### Extracted material
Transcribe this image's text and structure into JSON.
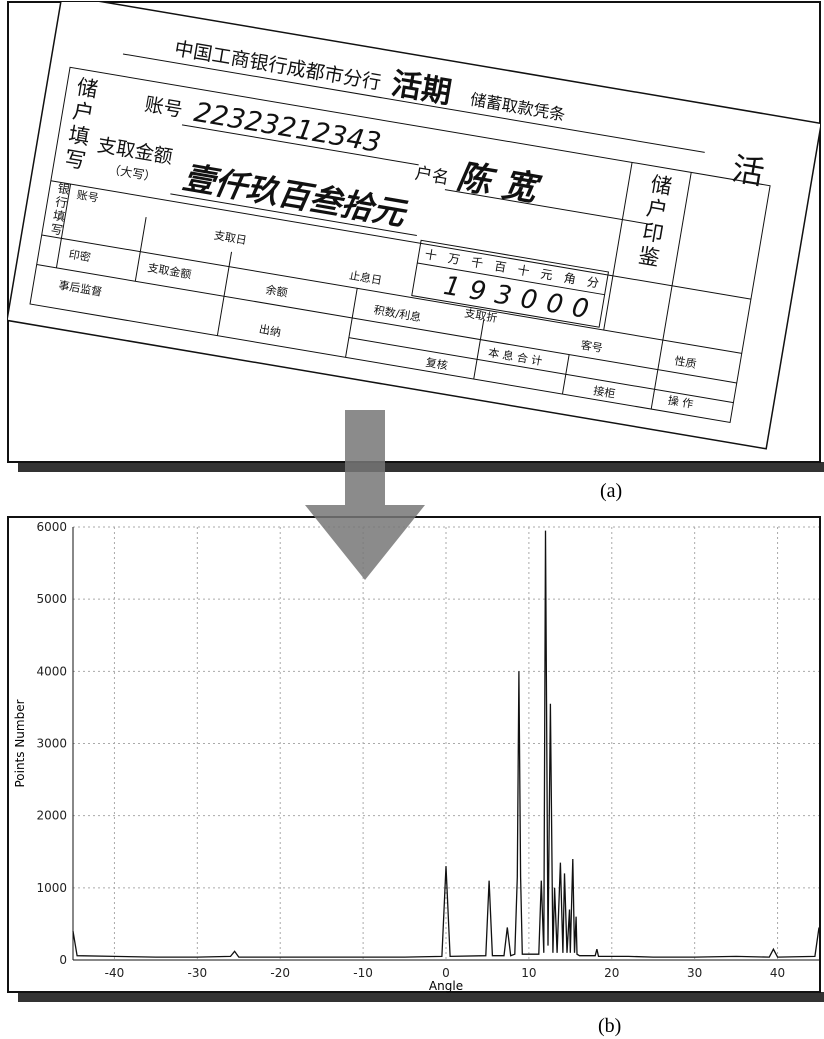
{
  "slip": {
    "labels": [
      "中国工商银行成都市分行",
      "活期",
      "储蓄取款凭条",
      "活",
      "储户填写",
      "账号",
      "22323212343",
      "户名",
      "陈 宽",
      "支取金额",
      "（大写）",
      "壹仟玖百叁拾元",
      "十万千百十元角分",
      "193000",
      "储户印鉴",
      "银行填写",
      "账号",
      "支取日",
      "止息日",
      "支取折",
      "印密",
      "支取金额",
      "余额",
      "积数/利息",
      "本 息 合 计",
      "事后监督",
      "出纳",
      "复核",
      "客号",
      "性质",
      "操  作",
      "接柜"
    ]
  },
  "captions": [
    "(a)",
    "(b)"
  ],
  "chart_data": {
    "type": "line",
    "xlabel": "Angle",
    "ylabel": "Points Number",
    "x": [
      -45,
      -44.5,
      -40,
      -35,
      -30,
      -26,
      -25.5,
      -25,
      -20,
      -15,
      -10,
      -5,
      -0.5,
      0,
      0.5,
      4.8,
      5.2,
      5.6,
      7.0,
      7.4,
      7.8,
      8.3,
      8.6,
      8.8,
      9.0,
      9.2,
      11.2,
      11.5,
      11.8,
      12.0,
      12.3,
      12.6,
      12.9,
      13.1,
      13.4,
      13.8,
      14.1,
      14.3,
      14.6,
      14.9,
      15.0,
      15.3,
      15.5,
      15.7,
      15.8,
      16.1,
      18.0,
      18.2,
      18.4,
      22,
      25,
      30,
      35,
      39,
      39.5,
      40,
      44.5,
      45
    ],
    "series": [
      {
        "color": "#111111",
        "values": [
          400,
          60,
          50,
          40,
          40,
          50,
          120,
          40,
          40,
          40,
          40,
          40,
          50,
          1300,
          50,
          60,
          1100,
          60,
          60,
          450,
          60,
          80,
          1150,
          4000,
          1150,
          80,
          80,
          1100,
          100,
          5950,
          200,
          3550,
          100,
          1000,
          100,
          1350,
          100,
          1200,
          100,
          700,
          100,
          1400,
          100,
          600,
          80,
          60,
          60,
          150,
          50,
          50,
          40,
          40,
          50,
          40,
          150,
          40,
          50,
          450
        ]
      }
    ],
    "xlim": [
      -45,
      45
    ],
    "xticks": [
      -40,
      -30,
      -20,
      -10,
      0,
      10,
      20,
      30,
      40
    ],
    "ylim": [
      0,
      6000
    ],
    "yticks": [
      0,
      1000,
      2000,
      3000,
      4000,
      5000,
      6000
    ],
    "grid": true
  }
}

---

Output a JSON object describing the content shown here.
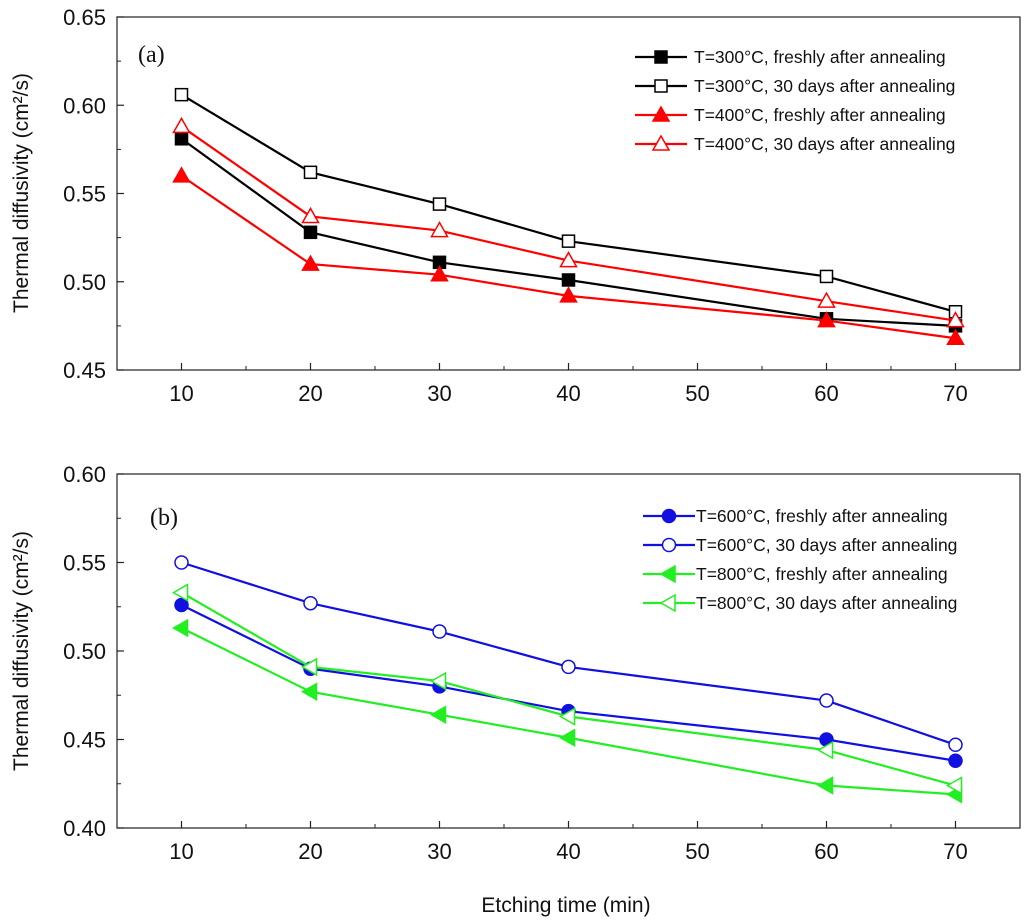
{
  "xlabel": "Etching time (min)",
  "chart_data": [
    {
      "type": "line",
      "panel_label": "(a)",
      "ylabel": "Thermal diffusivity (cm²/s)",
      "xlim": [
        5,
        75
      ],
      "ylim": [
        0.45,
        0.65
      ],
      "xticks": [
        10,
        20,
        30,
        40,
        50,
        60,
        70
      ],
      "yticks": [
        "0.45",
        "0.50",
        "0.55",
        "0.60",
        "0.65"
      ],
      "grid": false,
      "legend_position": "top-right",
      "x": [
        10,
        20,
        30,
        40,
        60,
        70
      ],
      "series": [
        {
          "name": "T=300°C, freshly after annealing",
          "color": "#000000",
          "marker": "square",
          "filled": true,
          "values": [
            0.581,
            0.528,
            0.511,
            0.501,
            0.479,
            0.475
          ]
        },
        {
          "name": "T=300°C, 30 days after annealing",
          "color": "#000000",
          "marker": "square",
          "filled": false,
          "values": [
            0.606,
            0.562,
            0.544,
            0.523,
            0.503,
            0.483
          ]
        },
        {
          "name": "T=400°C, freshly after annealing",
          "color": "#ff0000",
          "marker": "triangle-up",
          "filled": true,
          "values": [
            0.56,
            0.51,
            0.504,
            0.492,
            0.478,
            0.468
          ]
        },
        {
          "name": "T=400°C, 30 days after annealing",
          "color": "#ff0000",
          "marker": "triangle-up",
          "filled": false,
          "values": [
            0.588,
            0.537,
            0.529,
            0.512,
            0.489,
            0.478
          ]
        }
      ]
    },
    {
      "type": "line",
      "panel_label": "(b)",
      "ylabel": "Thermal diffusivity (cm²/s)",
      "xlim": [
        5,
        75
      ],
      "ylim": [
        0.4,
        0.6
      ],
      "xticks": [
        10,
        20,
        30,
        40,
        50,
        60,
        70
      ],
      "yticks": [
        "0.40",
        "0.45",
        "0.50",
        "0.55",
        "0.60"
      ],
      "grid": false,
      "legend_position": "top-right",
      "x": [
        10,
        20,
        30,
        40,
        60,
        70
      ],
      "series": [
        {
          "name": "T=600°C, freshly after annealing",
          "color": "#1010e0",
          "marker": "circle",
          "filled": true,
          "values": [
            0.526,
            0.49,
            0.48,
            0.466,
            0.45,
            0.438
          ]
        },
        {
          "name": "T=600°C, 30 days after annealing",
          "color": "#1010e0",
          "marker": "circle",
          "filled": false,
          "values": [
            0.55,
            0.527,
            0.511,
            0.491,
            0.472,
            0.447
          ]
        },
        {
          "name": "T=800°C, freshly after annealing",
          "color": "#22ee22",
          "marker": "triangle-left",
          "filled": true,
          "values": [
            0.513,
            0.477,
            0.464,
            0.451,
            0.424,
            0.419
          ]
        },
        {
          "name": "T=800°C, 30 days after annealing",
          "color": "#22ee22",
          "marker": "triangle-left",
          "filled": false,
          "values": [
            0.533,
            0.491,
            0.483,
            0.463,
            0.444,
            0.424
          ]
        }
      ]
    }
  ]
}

### Exercise requirements
In the records above, collect each line with "xlabel".

### Expected answer
    "xlabel": "Angle",
  "xlabel": "Etching time (min)",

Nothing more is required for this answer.